## Texto em estudo

A idealização romântica da história dos países e dos povos ignora que esta está sempre cheia de egoísmos, violências, terrores e dominações sobre outros, em particular quando avaliados como mais fracos — pela cor da pele, pela nudez com que se vestiam, pelas zarabatanas contra canhões. É essa a história do mando, da potência, da subjugação, presente inexoravelmente em todos os impérios. Muitos crimes, sim — abomináveis como o extermínio de indígenas donos das terras conquistadas, da crueldade imensa que pauta a escravatura. E é certo que a evolução dos valores da Ética e da Liberdade dificilmente se coadunam com esta realidade — a não ser para a aritmética da extrema direita, mas estes não têm (nem nunca tiveram, nem nunca terão) qualquer Ética nem qualquer sentido de Liberdade, palavras que queremos escritas com letra grande. Admitiríamos uma estátua corporalizando o mandante assassino dos nossos pais na praça central da nossa cidade? Ainda provocatoriamente, aceitaríamos na Alemanha ou na Áustria uma escultura do algoz nazi com o argumento de que é histórico, portanto há que respeitar?

Mantemos circunspectamente Auschwitz como lugar da memória do horror – e muito bem; mas em lado algum lembramos a monstruosidade do lancinante sofrimento de milhões de escravos.

No entanto, é também verdade que, nós, e aqueles que dominámos, somos o produto de muitas circunstâncias que fazem a nossa história comum, construída de trocas e mútuas influências. A verdade do sanguinário e do hediondo é contemporânea do contributo científico e artístico. Apenas como exemplo, imagina-se os milhões de vidas salvas em África e na Ásia pelos enormes avanços no conhecimento por parte da Medicina europeia?

## Tarefas a realizar
(1) Reproduza, sem alterações, o trecho do texto sobre a idealização romântica da história que começa em "No entanto, é" e segue até "da Medicina europeia?".
(2) Dê continuidade ao texto sobre a idealização romântica da história, retomando-o a partir da última frase apresentada.

## Material apresentado
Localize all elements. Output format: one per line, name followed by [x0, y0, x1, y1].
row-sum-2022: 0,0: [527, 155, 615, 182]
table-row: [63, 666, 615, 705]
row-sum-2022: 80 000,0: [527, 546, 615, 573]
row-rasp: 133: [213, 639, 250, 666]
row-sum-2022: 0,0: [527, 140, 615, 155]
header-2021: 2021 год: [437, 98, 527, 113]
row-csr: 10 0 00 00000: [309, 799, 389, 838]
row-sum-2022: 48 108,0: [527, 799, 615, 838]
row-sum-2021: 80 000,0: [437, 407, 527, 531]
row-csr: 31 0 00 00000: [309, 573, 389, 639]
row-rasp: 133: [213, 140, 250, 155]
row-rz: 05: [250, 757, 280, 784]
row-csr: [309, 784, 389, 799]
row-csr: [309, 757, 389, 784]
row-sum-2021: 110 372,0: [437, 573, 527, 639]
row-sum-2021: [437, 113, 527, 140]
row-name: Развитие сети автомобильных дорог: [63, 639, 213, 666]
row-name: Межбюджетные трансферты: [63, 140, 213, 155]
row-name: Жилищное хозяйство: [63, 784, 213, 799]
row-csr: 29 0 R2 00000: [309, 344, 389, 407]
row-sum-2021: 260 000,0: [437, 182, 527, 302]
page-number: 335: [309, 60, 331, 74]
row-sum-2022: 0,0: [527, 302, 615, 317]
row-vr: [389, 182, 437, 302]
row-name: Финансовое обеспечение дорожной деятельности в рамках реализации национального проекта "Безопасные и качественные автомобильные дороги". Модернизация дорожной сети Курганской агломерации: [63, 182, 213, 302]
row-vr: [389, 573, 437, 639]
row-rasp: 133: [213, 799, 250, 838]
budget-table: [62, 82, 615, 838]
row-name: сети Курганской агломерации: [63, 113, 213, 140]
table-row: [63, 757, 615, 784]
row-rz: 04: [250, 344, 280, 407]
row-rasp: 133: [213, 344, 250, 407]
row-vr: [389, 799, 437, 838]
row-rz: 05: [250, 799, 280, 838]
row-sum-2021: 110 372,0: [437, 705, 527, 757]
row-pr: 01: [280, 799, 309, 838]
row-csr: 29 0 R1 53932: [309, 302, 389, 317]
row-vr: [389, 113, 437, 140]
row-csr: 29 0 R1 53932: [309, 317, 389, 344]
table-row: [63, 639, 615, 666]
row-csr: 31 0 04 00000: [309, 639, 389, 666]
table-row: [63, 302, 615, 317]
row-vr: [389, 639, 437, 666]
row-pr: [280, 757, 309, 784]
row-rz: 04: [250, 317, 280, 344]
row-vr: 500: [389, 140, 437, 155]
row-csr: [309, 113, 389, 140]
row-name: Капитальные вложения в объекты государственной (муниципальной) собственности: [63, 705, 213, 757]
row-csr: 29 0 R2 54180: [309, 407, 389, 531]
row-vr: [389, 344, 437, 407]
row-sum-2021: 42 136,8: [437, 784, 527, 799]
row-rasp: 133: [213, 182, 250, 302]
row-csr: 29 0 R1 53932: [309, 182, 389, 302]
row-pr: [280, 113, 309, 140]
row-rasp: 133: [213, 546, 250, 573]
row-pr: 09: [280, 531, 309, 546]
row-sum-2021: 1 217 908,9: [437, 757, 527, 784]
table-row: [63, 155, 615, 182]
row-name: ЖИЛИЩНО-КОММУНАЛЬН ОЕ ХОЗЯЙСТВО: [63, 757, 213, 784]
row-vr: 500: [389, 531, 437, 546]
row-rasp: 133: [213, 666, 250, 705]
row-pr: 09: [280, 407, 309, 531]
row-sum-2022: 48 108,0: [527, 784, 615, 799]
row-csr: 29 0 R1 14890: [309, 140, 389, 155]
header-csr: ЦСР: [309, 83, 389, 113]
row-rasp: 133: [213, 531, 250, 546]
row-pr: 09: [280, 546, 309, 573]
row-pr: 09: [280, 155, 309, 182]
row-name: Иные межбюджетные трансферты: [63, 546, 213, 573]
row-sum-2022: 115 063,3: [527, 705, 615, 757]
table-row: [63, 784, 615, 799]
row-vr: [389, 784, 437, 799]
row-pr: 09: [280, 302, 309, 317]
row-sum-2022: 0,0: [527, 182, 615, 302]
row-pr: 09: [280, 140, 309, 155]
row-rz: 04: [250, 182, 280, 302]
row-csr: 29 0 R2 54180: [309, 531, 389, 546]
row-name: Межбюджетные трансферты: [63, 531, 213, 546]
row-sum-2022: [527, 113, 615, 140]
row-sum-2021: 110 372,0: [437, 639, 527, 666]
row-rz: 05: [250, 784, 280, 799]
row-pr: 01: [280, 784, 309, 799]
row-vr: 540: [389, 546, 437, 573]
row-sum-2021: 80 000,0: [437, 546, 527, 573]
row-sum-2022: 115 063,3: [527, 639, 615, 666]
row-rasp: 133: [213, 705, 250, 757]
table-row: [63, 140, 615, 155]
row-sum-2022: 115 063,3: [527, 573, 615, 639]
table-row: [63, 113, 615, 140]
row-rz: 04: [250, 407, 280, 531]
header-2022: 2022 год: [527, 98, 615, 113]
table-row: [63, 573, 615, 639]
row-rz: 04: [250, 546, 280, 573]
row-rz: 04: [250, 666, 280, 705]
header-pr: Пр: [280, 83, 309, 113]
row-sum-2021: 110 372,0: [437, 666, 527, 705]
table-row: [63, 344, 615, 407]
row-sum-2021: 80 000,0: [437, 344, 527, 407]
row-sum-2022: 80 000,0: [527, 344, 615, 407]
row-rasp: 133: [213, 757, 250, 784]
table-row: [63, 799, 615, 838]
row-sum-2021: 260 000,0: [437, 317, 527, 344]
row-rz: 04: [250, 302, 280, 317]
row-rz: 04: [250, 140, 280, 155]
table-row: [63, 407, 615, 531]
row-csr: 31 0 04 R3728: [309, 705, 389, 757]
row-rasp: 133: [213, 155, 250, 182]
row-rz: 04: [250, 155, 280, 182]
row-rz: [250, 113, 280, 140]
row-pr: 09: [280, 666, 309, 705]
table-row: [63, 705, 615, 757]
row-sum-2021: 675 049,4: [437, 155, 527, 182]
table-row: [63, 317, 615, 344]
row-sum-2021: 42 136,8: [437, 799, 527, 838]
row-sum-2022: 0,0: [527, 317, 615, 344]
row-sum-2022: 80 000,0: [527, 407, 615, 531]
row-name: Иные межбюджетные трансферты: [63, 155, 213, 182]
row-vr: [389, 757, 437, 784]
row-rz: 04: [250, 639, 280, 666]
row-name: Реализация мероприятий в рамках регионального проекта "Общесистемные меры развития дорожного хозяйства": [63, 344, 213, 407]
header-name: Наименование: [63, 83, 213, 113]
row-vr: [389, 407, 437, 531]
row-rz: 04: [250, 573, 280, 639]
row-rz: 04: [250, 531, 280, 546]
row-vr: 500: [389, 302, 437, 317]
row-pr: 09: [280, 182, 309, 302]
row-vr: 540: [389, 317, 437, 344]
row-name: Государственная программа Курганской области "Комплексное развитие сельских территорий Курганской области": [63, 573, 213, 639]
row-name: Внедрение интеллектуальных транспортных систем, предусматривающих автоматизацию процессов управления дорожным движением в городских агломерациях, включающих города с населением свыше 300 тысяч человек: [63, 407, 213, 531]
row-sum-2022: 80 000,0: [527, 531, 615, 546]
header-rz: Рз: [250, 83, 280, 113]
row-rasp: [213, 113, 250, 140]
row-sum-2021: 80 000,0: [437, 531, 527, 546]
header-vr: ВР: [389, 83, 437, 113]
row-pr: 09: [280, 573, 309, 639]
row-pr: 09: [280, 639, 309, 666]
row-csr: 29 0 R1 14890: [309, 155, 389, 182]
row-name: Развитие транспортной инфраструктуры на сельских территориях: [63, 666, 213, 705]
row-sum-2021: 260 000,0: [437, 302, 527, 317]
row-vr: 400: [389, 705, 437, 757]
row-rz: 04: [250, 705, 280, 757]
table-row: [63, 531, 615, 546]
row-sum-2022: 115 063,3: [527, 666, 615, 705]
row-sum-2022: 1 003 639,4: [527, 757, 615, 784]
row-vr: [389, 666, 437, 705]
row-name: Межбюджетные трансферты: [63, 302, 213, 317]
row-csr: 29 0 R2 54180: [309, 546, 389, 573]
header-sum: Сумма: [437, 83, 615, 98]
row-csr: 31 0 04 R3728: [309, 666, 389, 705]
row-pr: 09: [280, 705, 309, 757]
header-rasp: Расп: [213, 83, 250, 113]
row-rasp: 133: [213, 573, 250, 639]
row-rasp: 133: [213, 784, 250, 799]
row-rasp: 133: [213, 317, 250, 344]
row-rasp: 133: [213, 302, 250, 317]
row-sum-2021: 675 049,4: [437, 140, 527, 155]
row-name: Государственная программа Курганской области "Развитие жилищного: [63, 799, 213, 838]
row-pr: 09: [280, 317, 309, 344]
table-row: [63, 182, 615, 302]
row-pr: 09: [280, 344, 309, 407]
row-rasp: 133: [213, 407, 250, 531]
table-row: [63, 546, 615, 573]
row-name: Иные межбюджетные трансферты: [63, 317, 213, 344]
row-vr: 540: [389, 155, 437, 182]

## Respostas do exercício
(1)
No entanto, é também verdade que, nós, e aqueles que dominámos, somos o produto de muitas circunstâncias que fazem a nossa história comum, construída de trocas e mútuas influências. A verdade do sanguinário e do hediondo é contemporânea do contributo científico e artístico. Apenas como exemplo, imagina-se os milhões de vidas salvas em África e na Ásia pelos enormes avanços no conhecimento por parte da Medicina europeia?

(2)
É por este caldeirão de razões, quiçá contraditórias, que estas questões inquietas se colocam nos antípodas do narcisismo nacionalista, este burlescamente representado no espalhafato provinciano e grotesco do presidencial “somos os melhores, nunca fizemos mal a ninguém”. Isto e a destruição de símbolos da narrativa histórica colectiva – como a estátua do padre António Vieira – não passam, afinal, de faces da mesma moeda. Mas, tal como a insuflada e populista auto estima disparatada de Marcelo & afins apenas desperta cada vez mais sorrisos de mofa e escárnio, a devastação dos símbolos do nosso passado comum só pode ser vista como uma alienada e afrontosa incompreensão de como cursou o caminho de todos nós.

Estes assuntos, que abordam o devir da nossa identidade colectiva, apenas se colocam à consciência e reflexão dos democratas e das pessoas sensíveis, por um lado capazes de se colocarem no lugar do Outro e de entenderem o transporte transtemporal da memória da dor provocada pelo colonialismo, mas também de considerarem tudo aquilo que nos fez a todos e a cada um: a nossa História, feita da tragédia mas também da partilha e do contributo generoso, de ser mais o que nos une do que aquilo que nos separa. Do massacre de Wiriamu como da glória de Eusébio, curvando-nos na libertação de todos — incluindo dos opressores — pela humanidade sem fim de Mandela. Cada facto na sua circunstância, no seu contexto próprio. Afinal, tanto no entendimento da História como na compreensão do itinerário pessoal de cada um de nós.